▸ WHAT THE TASK REQUIRES
Examine the material below and count the lines that hold the word "little". Report only the number.

▸ THE INPUT

================================

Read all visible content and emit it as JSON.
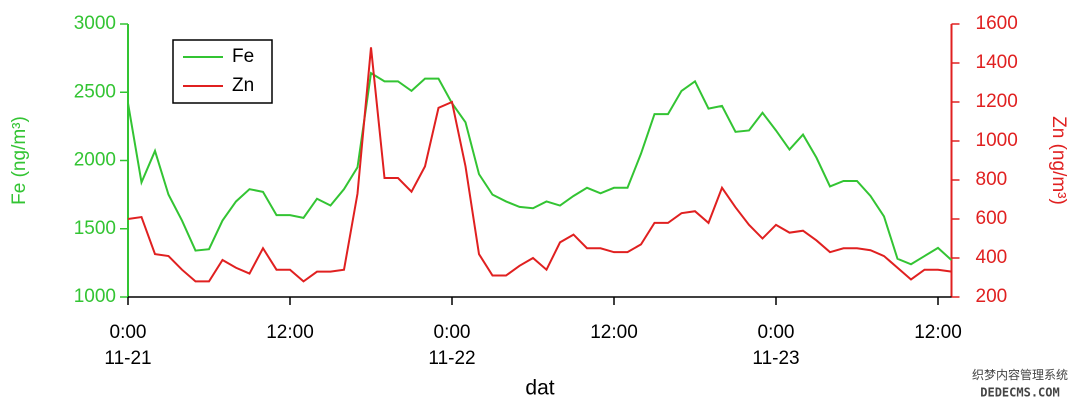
{
  "chart_data": {
    "type": "line",
    "x": [
      "11-21 00:00",
      "11-21 01:00",
      "11-21 02:00",
      "11-21 03:00",
      "11-21 04:00",
      "11-21 05:00",
      "11-21 06:00",
      "11-21 07:00",
      "11-21 08:00",
      "11-21 09:00",
      "11-21 10:00",
      "11-21 11:00",
      "11-21 12:00",
      "11-21 13:00",
      "11-21 14:00",
      "11-21 15:00",
      "11-21 16:00",
      "11-21 17:00",
      "11-21 18:00",
      "11-21 19:00",
      "11-21 20:00",
      "11-21 21:00",
      "11-21 22:00",
      "11-21 23:00",
      "11-22 00:00",
      "11-22 01:00",
      "11-22 02:00",
      "11-22 03:00",
      "11-22 04:00",
      "11-22 05:00",
      "11-22 06:00",
      "11-22 07:00",
      "11-22 08:00",
      "11-22 09:00",
      "11-22 10:00",
      "11-22 11:00",
      "11-22 12:00",
      "11-22 13:00",
      "11-22 14:00",
      "11-22 15:00",
      "11-22 16:00",
      "11-22 17:00",
      "11-22 18:00",
      "11-22 19:00",
      "11-22 20:00",
      "11-22 21:00",
      "11-22 22:00",
      "11-22 23:00",
      "11-23 00:00",
      "11-23 01:00",
      "11-23 02:00",
      "11-23 03:00",
      "11-23 04:00",
      "11-23 05:00",
      "11-23 06:00",
      "11-23 07:00",
      "11-23 08:00",
      "11-23 09:00",
      "11-23 10:00",
      "11-23 11:00",
      "11-23 12:00",
      "11-23 13:00"
    ],
    "xlim": [
      "11-21 00:00",
      "11-23 13:00"
    ],
    "xticks": [
      {
        "value": "11-21 00:00",
        "label": "0:00",
        "date": "11-21"
      },
      {
        "value": "11-21 12:00",
        "label": "12:00"
      },
      {
        "value": "11-22 00:00",
        "label": "0:00",
        "date": "11-22"
      },
      {
        "value": "11-22 12:00",
        "label": "12:00"
      },
      {
        "value": "11-23 00:00",
        "label": "0:00",
        "date": "11-23"
      },
      {
        "value": "11-23 12:00",
        "label": "12:00"
      }
    ],
    "x_label": "dat",
    "y_label": "Fe (ng/m³)",
    "y2_label": "Zn (ng/m³)",
    "ylim": [
      1000,
      3000
    ],
    "yticks": [
      1000,
      1500,
      2000,
      2500,
      3000
    ],
    "y2lim": [
      200,
      1600
    ],
    "y2ticks": [
      200,
      400,
      600,
      800,
      1000,
      1200,
      1400,
      1600
    ],
    "legend": "upper left",
    "series": [
      {
        "name": "Fe",
        "color": "#33c433",
        "axis": "y",
        "values": [
          2420,
          1840,
          2070,
          1750,
          1560,
          1340,
          1350,
          1560,
          1700,
          1790,
          1770,
          1600,
          1600,
          1580,
          1720,
          1670,
          1790,
          1950,
          2640,
          2580,
          2580,
          2510,
          2600,
          2600,
          2420,
          2280,
          1900,
          1750,
          1700,
          1660,
          1650,
          1700,
          1670,
          1740,
          1800,
          1760,
          1800,
          1800,
          2050,
          2340,
          2340,
          2510,
          2580,
          2380,
          2400,
          2210,
          2220,
          2350,
          2220,
          2080,
          2190,
          2020,
          1810,
          1850,
          1850,
          1740,
          1590,
          1280,
          1240,
          1300,
          1360,
          1270
        ]
      },
      {
        "name": "Zn",
        "color": "#e02020",
        "axis": "y2",
        "values": [
          600,
          610,
          420,
          410,
          340,
          280,
          280,
          390,
          350,
          320,
          450,
          340,
          340,
          280,
          330,
          330,
          340,
          730,
          1480,
          810,
          810,
          740,
          870,
          1170,
          1200,
          870,
          420,
          310,
          310,
          360,
          400,
          340,
          480,
          520,
          450,
          450,
          430,
          430,
          470,
          580,
          580,
          630,
          640,
          580,
          760,
          660,
          570,
          500,
          570,
          530,
          540,
          490,
          430,
          450,
          450,
          440,
          410,
          350,
          290,
          340,
          340,
          330
        ]
      }
    ]
  },
  "watermark": [
    "织梦内容管理系统",
    "DEDECMS.COM"
  ]
}
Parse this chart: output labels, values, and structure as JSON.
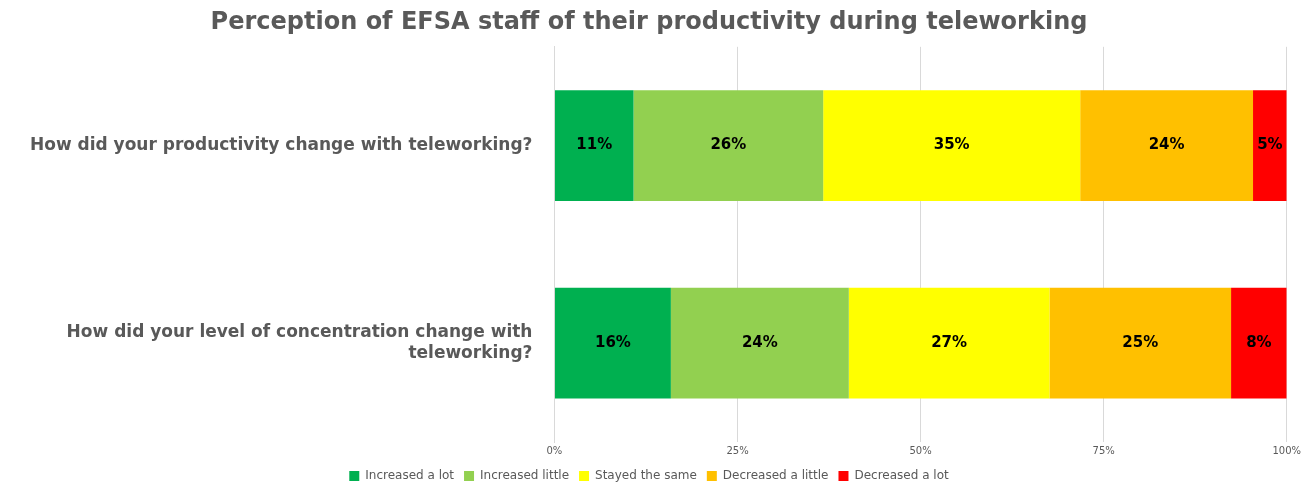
{
  "chart_data": {
    "type": "bar",
    "orientation": "horizontal",
    "stacked": true,
    "title": "Perception of EFSA staff of their productivity during teleworking",
    "categories": [
      "How did your productivity change with teleworking?",
      "How did your level of concentration change with teleworking?"
    ],
    "series": [
      {
        "name": "Increased a lot",
        "color": "#00b050",
        "values": [
          10.8,
          15.9
        ],
        "value_labels": [
          "11%",
          "16%"
        ]
      },
      {
        "name": "Increased little",
        "color": "#92d050",
        "values": [
          25.9,
          24.3
        ],
        "value_labels": [
          "26%",
          "24%"
        ]
      },
      {
        "name": "Stayed the same",
        "color": "#ffff00",
        "values": [
          35.1,
          27.4
        ],
        "value_labels": [
          "35%",
          "27%"
        ]
      },
      {
        "name": "Decreased a little",
        "color": "#ffc000",
        "values": [
          23.6,
          24.8
        ],
        "value_labels": [
          "24%",
          "25%"
        ]
      },
      {
        "name": "Decreased a lot",
        "color": "#ff0000",
        "values": [
          4.6,
          7.6
        ],
        "value_labels": [
          "5%",
          "8%"
        ]
      }
    ],
    "xlim": [
      0,
      100
    ],
    "xticks": [
      {
        "value": 0,
        "label": "0%"
      },
      {
        "value": 25,
        "label": "25%"
      },
      {
        "value": 50,
        "label": "50%"
      },
      {
        "value": 75,
        "label": "75%"
      },
      {
        "value": 100,
        "label": "100%"
      }
    ],
    "grid": "x",
    "legend": "bottom"
  }
}
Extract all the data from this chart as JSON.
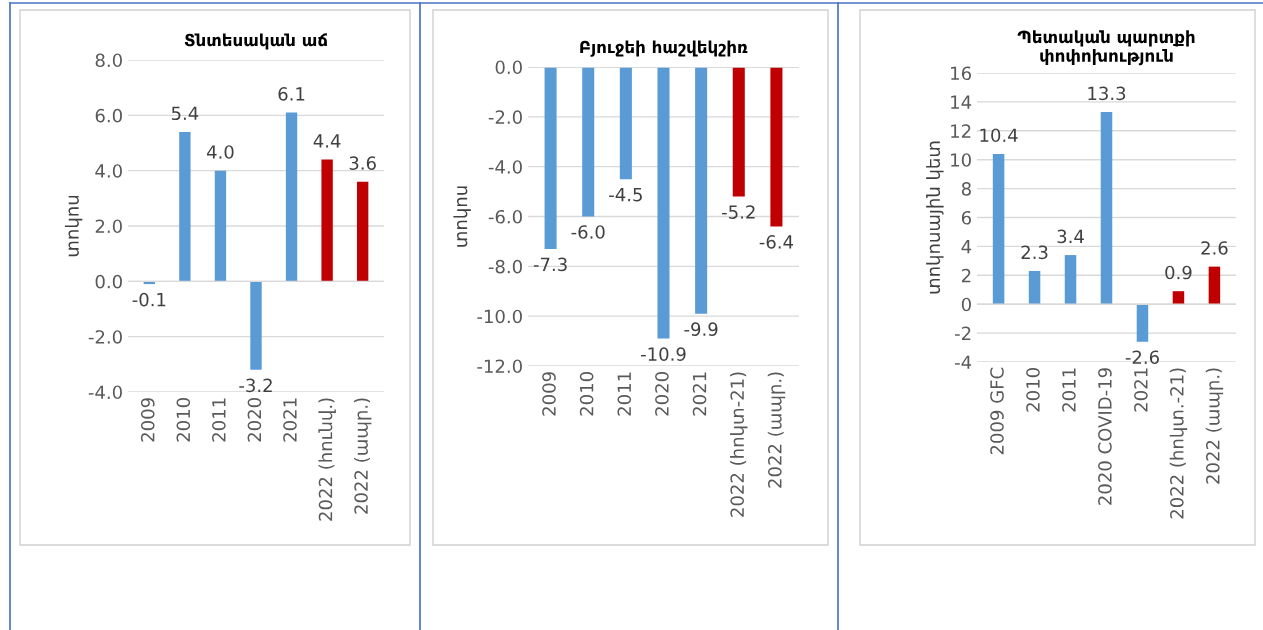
{
  "chart_data": [
    {
      "type": "bar",
      "title": "Տնտեսական աճ",
      "ylabel": "տոկոս",
      "categories": [
        "2009",
        "2010",
        "2011",
        "2020",
        "2021",
        "2022 (հունվ.)",
        "2022 (ապր.)"
      ],
      "values": [
        -0.1,
        5.4,
        4.0,
        -3.2,
        6.1,
        4.4,
        3.6
      ],
      "colors": [
        "#5b9bd5",
        "#5b9bd5",
        "#5b9bd5",
        "#5b9bd5",
        "#5b9bd5",
        "#c00000",
        "#c00000"
      ],
      "value_labels": [
        "-0.1",
        "5.4",
        "4.0",
        "-3.2",
        "6.1",
        "4.4",
        "3.6"
      ],
      "ylim": [
        -4,
        8
      ],
      "yticks": [
        {
          "value": -4,
          "label": "-4.0"
        },
        {
          "value": -2,
          "label": "-2.0"
        },
        {
          "value": 0,
          "label": "0.0"
        },
        {
          "value": 2,
          "label": "2.0"
        },
        {
          "value": 4,
          "label": "4.0"
        },
        {
          "value": 6,
          "label": "6.0"
        },
        {
          "value": 8,
          "label": "8.0"
        }
      ],
      "grid": "y",
      "legend": false
    },
    {
      "type": "bar",
      "title": "Բյուջեի հաշվեկշիռ",
      "ylabel": "տոկոս",
      "categories": [
        "2009",
        "2010",
        "2011",
        "2020",
        "2021",
        "2022 (հոկտ-21)",
        "2022 (ապր.)"
      ],
      "values": [
        -7.3,
        -6.0,
        -4.5,
        -10.9,
        -9.9,
        -5.2,
        -6.4
      ],
      "colors": [
        "#5b9bd5",
        "#5b9bd5",
        "#5b9bd5",
        "#5b9bd5",
        "#5b9bd5",
        "#c00000",
        "#c00000"
      ],
      "value_labels": [
        "-7.3",
        "-6.0",
        "-4.5",
        "-10.9",
        "-9.9",
        "-5.2",
        "-6.4"
      ],
      "ylim": [
        -12,
        0
      ],
      "yticks": [
        {
          "value": -12,
          "label": "-12.0"
        },
        {
          "value": -10,
          "label": "-10.0"
        },
        {
          "value": -8,
          "label": "-8.0"
        },
        {
          "value": -6,
          "label": "-6.0"
        },
        {
          "value": -4,
          "label": "-4.0"
        },
        {
          "value": -2,
          "label": "-2.0"
        },
        {
          "value": 0,
          "label": "0.0"
        }
      ],
      "grid": "y",
      "legend": false
    },
    {
      "type": "bar",
      "title": "Պետական պարտքի փոփոխություն",
      "ylabel": "տոկոսային կետ",
      "categories": [
        "2009 GFC",
        "2010",
        "2011",
        "2020 COVID-19",
        "2021",
        "2022 (հոկտ.-21)",
        "2022 (ապր.)"
      ],
      "values": [
        10.4,
        2.3,
        3.4,
        13.3,
        -2.6,
        0.9,
        2.6
      ],
      "colors": [
        "#5b9bd5",
        "#5b9bd5",
        "#5b9bd5",
        "#5b9bd5",
        "#5b9bd5",
        "#c00000",
        "#c00000"
      ],
      "value_labels": [
        "10.4",
        "2.3",
        "3.4",
        "13.3",
        "-2.6",
        "0.9",
        "2.6"
      ],
      "ylim": [
        -4,
        16
      ],
      "yticks": [
        -4,
        -2,
        0,
        2,
        4,
        6,
        8,
        10,
        12,
        14,
        16
      ],
      "grid": "y",
      "legend": false
    }
  ]
}
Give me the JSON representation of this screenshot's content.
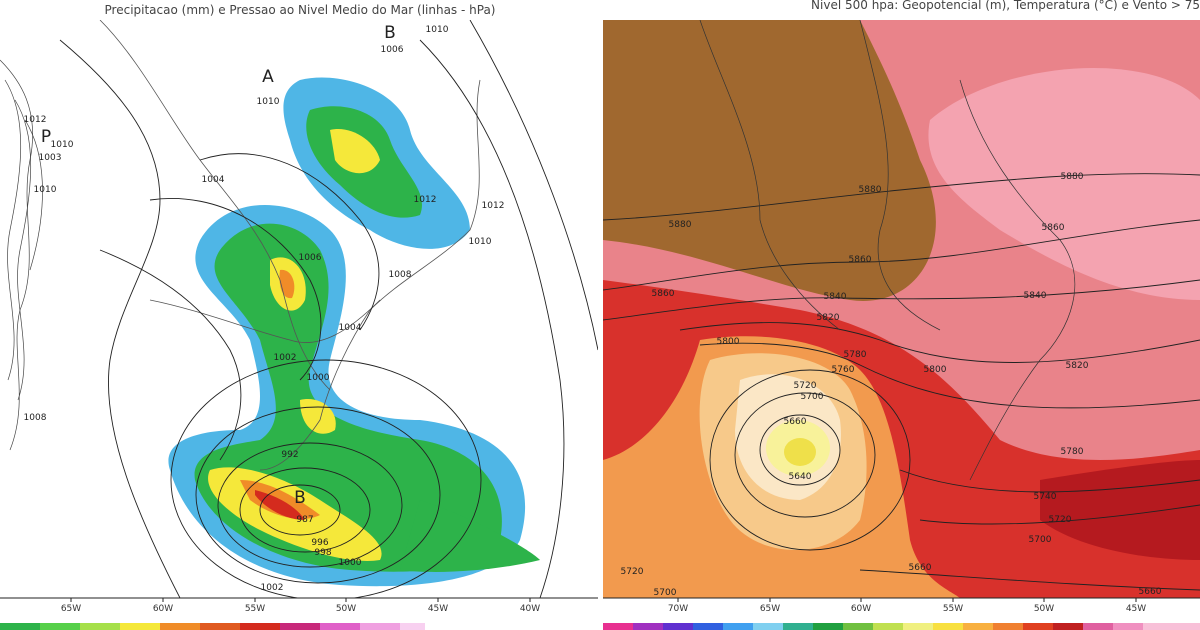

================================

▸ EXERCISE SOLUTION
2